### Aufgaben
1 – Führe aus dem Forumsthread über rekursive SQL-Abfragen alle Beitragsüberschriften mit Name und Datum in ihrer Reihenfolge auf.
2 – Schreibe aus dem Forumsthread über rekursive SQL-Abfragen den Abschnitt von „hm, ne, funktioniert“ bis einschließlich „oder ähnliches gefunden...“ wortgetreu ab.
3 – Schreibe den Forumsthread über rekursive SQL-Abfragen und HSQLDB im Anschluss an seinen letzten Satz weiter.

### Zitierter Text
Testen kannst Du selber. Kann sein, dass ich da irgendwas übersehen 
habe.

Gääähn...Sch.. schon so spät? :bahnhof::gaen:


----------



## krey (14. Sep 2005)

Wie genau weiß ich jetzt nicht, aber es ist mit oracle möglich die Rekursion Datenbankintern aufzulösen und das recht schnell. Beim verbinden musst du irgendwas ändern. Wie genau dass jetzt klappte weiß ich auch nicht mehr. Schau einfach mal in die Oracle Manual

Grüße,
Martin


----------



## m@nu (14. Sep 2005)

hey super! vielen dank! ... hatte seit der schule mit SQL nicht mehr so viel zu tun...
hab zuerst schon gedacht ich könnte die syntax mit HSQLDB vergessen, aber funktioniert alles tadellos :-D

nochmals danke & gruss
m@nu


----------



## m@nu (14. Sep 2005)

hm, ne, funktioniert leider doch nicht 
hab mal gegoogelt... scheinbar kann HSQLDB das genze wirklich nicht... hab auch keine startparameter oder ähnliches gefunden...

hm, naja, dann muss ich wohl oder übel den WHERE-string java-seitig generieren...


----------



## Bleiglanz (14. Sep 2005)

google mal nach "Nested Set", ist bei kleineren Tabellen sehr praktisch


----------



## m@nu (14. Sep 2005)

@bleiglanz: hmm, das scheint interessant zu sein... thx!
wenn du sagst bei "kleineren tabellen" ... alles unter 100 records (wirds bei mir eher sein) oder alles unter 100'000 records?

Extrahierte Datensätze
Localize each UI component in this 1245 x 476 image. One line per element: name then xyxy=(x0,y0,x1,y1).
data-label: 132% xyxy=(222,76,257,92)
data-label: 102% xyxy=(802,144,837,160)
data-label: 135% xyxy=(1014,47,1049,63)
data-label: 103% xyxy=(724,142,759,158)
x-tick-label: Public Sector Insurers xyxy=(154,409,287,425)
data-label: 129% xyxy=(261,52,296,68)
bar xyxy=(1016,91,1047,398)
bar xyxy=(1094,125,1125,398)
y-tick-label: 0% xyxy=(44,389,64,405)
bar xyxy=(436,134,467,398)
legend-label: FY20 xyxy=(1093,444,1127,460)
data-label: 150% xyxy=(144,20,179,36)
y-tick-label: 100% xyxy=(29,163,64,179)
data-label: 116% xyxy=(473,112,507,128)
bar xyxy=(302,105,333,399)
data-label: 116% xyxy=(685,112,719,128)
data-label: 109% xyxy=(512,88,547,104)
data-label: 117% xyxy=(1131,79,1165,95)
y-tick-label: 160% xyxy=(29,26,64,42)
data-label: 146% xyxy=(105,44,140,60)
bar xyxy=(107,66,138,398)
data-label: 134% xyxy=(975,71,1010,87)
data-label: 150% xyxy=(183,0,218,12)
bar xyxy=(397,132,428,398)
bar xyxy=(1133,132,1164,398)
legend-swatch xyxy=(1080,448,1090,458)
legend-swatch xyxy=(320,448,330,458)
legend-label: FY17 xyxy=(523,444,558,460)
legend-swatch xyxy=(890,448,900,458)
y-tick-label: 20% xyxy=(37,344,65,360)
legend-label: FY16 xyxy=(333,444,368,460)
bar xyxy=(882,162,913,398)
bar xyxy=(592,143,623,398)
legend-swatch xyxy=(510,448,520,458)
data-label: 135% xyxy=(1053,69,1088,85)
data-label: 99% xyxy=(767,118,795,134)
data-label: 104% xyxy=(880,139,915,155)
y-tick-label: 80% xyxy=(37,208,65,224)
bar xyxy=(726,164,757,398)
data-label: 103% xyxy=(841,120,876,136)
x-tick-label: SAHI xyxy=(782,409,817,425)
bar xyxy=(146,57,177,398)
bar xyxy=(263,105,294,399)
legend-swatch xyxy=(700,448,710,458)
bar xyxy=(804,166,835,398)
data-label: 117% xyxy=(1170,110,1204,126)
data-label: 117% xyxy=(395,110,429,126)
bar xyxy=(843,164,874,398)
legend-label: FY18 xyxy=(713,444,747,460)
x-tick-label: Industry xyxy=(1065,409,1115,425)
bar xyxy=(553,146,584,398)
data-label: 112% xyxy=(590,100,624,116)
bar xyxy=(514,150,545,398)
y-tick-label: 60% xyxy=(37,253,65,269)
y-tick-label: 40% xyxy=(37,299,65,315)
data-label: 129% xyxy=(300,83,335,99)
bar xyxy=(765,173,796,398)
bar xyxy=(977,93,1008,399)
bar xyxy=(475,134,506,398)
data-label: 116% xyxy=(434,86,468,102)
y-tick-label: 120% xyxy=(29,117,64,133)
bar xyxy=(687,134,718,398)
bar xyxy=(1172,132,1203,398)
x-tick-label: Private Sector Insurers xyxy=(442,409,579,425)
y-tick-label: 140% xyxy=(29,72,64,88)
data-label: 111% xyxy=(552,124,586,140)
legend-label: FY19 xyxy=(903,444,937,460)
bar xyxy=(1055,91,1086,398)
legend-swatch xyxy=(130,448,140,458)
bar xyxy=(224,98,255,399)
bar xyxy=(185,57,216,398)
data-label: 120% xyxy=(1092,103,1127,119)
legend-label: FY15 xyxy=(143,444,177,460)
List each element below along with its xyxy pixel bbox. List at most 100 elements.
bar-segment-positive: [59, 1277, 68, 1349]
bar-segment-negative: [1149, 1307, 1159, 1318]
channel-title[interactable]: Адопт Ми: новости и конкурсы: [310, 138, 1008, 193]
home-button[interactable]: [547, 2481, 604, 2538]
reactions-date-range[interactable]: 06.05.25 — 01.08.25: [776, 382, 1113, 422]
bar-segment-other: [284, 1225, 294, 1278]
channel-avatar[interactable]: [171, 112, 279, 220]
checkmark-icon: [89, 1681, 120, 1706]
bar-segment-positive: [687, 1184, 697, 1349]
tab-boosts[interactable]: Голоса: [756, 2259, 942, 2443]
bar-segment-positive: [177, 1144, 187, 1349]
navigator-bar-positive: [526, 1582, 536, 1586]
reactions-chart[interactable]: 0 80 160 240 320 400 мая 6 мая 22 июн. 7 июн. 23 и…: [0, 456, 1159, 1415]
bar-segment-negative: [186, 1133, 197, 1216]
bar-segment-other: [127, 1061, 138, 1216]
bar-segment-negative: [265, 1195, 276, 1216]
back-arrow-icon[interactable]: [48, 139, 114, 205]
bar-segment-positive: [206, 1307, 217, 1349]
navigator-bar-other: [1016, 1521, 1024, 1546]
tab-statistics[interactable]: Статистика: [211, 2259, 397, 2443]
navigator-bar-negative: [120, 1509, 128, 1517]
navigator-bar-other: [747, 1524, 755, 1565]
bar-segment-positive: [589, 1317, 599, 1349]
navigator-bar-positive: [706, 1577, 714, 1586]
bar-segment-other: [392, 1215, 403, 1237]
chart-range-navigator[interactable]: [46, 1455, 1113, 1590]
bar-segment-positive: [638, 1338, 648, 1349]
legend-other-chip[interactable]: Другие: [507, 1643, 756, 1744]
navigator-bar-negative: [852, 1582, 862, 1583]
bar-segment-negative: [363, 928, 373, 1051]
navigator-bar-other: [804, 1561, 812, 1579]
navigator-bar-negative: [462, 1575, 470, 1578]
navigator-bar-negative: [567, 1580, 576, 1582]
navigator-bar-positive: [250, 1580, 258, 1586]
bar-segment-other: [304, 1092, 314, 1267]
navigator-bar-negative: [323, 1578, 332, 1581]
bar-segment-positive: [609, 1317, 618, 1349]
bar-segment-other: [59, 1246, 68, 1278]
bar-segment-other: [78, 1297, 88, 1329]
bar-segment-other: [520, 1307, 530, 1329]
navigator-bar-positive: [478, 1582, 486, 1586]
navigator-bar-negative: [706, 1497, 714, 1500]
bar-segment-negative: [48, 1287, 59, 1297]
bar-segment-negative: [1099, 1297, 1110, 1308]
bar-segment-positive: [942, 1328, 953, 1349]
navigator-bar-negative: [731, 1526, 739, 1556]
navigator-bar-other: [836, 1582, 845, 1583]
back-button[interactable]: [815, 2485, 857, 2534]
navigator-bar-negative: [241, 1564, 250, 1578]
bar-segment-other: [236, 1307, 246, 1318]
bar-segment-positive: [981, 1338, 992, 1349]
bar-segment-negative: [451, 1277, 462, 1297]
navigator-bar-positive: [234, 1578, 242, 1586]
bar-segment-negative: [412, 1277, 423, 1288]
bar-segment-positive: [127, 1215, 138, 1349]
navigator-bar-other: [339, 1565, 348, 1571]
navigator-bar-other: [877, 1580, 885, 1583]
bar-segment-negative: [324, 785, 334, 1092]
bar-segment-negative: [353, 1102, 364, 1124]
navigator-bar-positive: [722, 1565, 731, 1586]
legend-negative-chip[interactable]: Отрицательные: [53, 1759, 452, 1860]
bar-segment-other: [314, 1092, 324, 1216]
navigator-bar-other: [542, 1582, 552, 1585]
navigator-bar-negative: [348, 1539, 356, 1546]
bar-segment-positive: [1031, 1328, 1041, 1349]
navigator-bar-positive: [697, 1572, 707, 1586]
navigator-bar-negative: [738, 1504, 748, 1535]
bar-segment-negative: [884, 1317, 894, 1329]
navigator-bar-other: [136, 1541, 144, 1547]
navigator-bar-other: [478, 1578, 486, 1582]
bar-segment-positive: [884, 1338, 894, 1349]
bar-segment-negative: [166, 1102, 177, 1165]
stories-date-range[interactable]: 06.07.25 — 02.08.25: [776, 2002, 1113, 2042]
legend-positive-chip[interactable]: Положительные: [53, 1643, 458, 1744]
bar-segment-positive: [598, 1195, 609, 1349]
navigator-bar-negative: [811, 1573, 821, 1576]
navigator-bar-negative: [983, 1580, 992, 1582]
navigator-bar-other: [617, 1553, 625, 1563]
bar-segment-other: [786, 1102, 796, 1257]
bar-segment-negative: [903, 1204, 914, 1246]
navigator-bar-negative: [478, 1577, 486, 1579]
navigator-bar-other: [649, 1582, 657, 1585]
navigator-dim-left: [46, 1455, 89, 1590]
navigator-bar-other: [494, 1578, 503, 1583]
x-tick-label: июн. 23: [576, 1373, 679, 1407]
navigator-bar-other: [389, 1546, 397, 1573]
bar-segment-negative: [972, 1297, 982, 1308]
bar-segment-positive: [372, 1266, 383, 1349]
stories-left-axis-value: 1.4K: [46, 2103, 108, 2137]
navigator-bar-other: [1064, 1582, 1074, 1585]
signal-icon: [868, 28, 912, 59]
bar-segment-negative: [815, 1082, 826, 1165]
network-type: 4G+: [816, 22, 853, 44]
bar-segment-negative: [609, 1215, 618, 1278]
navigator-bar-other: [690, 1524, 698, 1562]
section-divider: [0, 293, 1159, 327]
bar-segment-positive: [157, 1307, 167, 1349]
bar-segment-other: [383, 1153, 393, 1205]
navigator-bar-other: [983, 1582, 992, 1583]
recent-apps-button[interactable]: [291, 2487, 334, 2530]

### Lösungen der Reihe
1 –
krey (14. Sep 2005)
m@nu (14. Sep 2005)
m@nu (14. Sep 2005)
Bleiglanz (14. Sep 2005)
m@nu (14. Sep 2005)

2 –
hm, ne, funktioniert leider doch nicht 
hab mal gegoogelt... scheinbar kann HSQLDB das genze wirklich nicht... hab auch keine startparameter oder ähnliches gefunden...

3 –
----------



## Bleiglanz (14. Sep 2005)

lieber 100, die menge machts aber nicht

bei nested sets musst du bei jeden Insert einen komplettupdate aller Zeilen machen, man kann das also nur bei sehr kleinen oder solchen, bei denen nur selten eingefügt wird machen


----------



## m@nu (14. Sep 2005)

jop, hab ich bemerkt... (und da hakts bei mir auch schon  )

http://www.developersdex.com/gurus/articles/112.asp?Page=3
hier wird ein INSERT beschrieben... HSQLDB kennt die DECLARE anweisung aber scheinbar nicht 

ich krieg noch ne kriese! grml


----------



## m@nu (14. Sep 2005)

habs jetzt doch mit einer rekursiven methode auf der java-seite gelöst... scheint mit HSQLDB leider einfach nicht zu wollen.

trotzdem viele dank für eure hilfe & anregungen! kann ich (wenn ich mal auf einem anderen DB-server arbeite  ) sicher gut gebrauchen!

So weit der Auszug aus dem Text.